_Problem to work on:_ Repeat every record below exactly as written.

_Data to use:_
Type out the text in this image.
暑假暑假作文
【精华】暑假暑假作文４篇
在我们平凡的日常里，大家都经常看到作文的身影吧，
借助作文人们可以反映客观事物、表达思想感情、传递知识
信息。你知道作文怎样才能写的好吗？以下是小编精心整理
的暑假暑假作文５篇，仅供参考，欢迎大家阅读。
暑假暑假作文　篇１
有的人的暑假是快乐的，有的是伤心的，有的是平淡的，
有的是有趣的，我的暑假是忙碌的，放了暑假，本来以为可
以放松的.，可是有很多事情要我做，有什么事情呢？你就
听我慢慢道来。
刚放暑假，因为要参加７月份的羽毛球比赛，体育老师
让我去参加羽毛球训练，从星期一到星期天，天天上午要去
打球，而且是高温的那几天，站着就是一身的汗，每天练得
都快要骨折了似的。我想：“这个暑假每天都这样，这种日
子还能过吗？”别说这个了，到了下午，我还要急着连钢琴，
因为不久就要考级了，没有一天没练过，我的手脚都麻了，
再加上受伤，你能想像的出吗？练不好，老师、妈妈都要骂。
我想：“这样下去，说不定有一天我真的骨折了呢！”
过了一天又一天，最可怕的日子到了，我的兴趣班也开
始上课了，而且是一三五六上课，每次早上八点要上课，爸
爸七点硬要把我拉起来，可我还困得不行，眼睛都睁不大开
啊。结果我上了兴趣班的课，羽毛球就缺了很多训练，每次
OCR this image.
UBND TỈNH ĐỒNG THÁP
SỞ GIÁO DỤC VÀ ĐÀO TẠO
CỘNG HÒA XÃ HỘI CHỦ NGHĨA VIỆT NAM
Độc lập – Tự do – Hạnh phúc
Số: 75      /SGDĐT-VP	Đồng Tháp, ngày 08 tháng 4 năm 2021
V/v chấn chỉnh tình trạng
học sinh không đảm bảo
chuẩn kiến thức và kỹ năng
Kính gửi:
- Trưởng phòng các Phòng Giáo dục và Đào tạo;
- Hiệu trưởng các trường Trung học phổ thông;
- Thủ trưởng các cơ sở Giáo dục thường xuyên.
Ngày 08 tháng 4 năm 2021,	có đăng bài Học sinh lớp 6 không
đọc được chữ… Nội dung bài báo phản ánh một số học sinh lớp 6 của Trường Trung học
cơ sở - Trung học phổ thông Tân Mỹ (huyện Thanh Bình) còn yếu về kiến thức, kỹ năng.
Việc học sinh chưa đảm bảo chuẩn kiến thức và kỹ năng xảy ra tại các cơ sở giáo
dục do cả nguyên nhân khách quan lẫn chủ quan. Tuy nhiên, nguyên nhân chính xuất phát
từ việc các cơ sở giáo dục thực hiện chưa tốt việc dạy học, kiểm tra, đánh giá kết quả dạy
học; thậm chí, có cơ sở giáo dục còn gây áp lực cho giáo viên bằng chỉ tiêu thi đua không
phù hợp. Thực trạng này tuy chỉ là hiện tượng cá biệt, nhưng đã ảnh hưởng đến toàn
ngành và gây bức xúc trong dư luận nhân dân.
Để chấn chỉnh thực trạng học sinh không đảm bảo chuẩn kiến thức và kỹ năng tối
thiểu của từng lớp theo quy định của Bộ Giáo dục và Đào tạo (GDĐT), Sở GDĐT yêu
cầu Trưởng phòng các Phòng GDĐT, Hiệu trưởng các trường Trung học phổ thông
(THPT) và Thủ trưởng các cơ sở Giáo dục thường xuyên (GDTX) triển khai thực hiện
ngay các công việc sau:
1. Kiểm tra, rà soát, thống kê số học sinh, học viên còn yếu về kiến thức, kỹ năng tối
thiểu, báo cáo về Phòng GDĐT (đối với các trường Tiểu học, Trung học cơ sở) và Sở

_Right answer:_
Type out the text in this image.
暑假暑假作文
【精华】暑假暑假作文４篇
在我们平凡的日常里，大家都经常看到作文的身影吧，
借助作文人们可以反映客观事物、表达思想感情、传递知识
信息。你知道作文怎样才能写的好吗？以下是小编精心整理
的暑假暑假作文５篇，仅供参考，欢迎大家阅读。
暑假暑假作文　篇１
有的人的暑假是快乐的，有的是伤心的，有的是平淡的，
有的是有趣的，我的暑假是忙碌的，放了暑假，本来以为可
以放松的.，可是有很多事情要我做，有什么事情呢？你就
听我慢慢道来。
刚放暑假，因为要参加７月份的羽毛球比赛，体育老师
让我去参加羽毛球训练，从星期一到星期天，天天上午要去
打球，而且是高温的那几天，站着就是一身的汗，每天练得
都快要骨折了似的。我想：“这个暑假每天都这样，这种日
子还能过吗？”别说这个了，到了下午，我还要急着连钢琴，
因为不久就要考级了，没有一天没练过，我的手脚都麻了，
再加上受伤，你能想像的出吗？练不好，老师、妈妈都要骂。
我想：“这样下去，说不定有一天我真的骨折了呢！”
过了一天又一天，最可怕的日子到了，我的兴趣班也开
始上课了，而且是一三五六上课，每次早上八点要上课，爸
爸七点硬要把我拉起来，可我还困得不行，眼睛都睁不大开
啊。结果我上了兴趣班的课，羽毛球就缺了很多训练，每次
OCR this image.
UBND TỈNH ĐỒNG THÁP
SỞ GIÁO DỤC VÀ ĐÀO TẠO
CỘNG HÒA XÃ HỘI CHỦ NGHĨA VIỆT NAM
Độc lập – Tự do – Hạnh phúc
Số: 75      /SGDĐT-VP	Đồng Tháp, ngày 08 tháng 4 năm 2021
V/v chấn chỉnh tình trạng
học sinh không đảm bảo
chuẩn kiến thức và kỹ năng
Kính gửi:
- Trưởng phòng các Phòng Giáo dục và Đào tạo;
- Hiệu trưởng các trường Trung học phổ thông;
- Thủ trưởng các cơ sở Giáo dục thường xuyên.
Ngày 08 tháng 4 năm 2021,	có đăng bài Học sinh lớp 6 không
đọc được chữ… Nội dung bài báo phản ánh một số học sinh lớp 6 của Trường Trung học
cơ sở - Trung học phổ thông Tân Mỹ (huyện Thanh Bình) còn yếu về kiến thức, kỹ năng.
Việc học sinh chưa đảm bảo chuẩn kiến thức và kỹ năng xảy ra tại các cơ sở giáo
dục do cả nguyên nhân khách quan lẫn chủ quan. Tuy nhiên, nguyên nhân chính xuất phát
từ việc các cơ sở giáo dục thực hiện chưa tốt việc dạy học, kiểm tra, đánh giá kết quả dạy
học; thậm chí, có cơ sở giáo dục còn gây áp lực cho giáo viên bằng chỉ tiêu thi đua không
phù hợp. Thực trạng này tuy chỉ là hiện tượng cá biệt, nhưng đã ảnh hưởng đến toàn
ngành và gây bức xúc trong dư luận nhân dân.
Để chấn chỉnh thực trạng học sinh không đảm bảo chuẩn kiến thức và kỹ năng tối
thiểu của từng lớp theo quy định của Bộ Giáo dục và Đào tạo (GDĐT), Sở GDĐT yêu
cầu Trưởng phòng các Phòng GDĐT, Hiệu trưởng các trường Trung học phổ thông
(THPT) và Thủ trưởng các cơ sở Giáo dục thường xuyên (GDTX) triển khai thực hiện
ngay các công việc sau:
1. Kiểm tra, rà soát, thống kê số học sinh, học viên còn yếu về kiến thức, kỹ năng tối
thiểu, báo cáo về Phòng GDĐT (đối với các trường Tiểu học, Trung học cơ sở) và Sở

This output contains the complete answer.